DO THIS: Copy out every line in which the string "WATER" occurs.

A run of records:
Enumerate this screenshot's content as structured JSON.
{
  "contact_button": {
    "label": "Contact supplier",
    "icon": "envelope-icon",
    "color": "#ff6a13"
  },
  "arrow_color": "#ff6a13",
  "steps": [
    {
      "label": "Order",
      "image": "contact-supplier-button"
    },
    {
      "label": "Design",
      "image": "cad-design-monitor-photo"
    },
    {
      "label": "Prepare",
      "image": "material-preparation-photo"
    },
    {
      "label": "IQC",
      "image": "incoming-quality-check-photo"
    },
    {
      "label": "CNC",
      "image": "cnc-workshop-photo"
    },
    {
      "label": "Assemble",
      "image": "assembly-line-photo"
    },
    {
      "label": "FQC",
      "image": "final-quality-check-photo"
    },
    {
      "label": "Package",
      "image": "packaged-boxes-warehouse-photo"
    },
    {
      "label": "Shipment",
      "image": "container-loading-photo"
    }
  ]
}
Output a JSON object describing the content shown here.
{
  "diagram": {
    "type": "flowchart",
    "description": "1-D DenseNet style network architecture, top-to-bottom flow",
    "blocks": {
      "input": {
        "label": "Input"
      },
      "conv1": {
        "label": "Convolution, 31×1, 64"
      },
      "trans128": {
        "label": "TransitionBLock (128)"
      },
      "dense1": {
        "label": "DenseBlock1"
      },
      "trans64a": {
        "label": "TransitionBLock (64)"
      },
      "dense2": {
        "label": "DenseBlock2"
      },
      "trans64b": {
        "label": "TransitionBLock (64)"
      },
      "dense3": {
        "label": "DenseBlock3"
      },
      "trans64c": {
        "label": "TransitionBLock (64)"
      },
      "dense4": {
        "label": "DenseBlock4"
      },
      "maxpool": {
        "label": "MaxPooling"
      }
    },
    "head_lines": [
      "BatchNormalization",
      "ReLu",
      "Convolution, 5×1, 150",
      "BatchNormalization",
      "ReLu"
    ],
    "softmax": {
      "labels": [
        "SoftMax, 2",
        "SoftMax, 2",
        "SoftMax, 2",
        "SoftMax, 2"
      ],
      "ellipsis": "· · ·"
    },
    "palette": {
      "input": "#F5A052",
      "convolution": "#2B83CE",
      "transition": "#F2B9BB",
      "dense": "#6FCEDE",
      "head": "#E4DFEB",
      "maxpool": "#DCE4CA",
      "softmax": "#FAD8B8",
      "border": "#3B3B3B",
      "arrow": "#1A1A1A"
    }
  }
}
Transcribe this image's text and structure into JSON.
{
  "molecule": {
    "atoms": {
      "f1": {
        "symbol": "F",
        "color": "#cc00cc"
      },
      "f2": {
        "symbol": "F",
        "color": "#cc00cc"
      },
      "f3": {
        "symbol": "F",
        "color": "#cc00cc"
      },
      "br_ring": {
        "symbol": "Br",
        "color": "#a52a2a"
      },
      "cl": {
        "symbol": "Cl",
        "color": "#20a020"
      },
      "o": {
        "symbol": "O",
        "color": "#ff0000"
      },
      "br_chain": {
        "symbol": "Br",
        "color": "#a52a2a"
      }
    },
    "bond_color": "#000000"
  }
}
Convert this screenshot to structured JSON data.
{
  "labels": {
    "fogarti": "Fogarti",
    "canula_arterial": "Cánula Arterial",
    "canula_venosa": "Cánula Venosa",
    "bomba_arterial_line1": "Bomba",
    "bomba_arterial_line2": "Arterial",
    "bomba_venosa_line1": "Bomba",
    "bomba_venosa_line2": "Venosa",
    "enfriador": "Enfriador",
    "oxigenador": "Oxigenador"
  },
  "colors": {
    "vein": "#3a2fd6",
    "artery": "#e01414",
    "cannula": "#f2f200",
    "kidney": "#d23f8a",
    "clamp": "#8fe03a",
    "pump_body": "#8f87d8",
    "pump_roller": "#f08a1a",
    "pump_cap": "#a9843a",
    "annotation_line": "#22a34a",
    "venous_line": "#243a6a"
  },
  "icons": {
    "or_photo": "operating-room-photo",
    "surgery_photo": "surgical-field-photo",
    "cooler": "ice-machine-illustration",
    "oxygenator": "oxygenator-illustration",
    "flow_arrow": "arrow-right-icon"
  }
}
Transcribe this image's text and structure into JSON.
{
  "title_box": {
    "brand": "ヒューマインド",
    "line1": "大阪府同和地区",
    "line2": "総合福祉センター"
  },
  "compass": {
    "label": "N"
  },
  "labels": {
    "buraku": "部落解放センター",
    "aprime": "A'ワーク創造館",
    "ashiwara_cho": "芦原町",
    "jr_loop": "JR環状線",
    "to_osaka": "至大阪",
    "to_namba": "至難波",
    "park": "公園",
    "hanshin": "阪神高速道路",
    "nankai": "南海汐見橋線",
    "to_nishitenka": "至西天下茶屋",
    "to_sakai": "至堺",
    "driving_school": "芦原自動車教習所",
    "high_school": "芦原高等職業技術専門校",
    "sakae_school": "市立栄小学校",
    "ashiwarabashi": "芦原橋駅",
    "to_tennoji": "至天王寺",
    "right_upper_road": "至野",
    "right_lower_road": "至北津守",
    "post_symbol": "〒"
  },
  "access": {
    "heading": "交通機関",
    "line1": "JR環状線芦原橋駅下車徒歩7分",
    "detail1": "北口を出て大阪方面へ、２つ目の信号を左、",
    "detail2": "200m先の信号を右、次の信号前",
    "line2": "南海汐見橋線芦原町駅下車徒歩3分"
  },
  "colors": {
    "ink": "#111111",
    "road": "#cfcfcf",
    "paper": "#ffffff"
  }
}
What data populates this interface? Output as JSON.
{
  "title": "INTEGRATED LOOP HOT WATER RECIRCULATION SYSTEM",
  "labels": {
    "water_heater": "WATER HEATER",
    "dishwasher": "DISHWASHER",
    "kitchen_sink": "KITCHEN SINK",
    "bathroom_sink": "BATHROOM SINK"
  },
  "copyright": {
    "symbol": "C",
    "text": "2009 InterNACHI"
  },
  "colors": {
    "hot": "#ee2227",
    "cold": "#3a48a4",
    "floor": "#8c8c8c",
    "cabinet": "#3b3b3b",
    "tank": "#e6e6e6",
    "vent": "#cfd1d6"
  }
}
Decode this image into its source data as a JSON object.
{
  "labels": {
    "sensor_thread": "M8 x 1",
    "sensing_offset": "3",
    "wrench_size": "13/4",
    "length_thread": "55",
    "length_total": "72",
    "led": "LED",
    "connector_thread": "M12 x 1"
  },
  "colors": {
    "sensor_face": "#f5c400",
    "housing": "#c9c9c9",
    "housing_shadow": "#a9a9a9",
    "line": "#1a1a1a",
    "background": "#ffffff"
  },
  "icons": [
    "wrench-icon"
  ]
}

FULL ANSWER:
  "title": "INTEGRATED LOOP HOT WATER RECIRCULATION SYSTEM",
    "water_heater": "WATER HEATER",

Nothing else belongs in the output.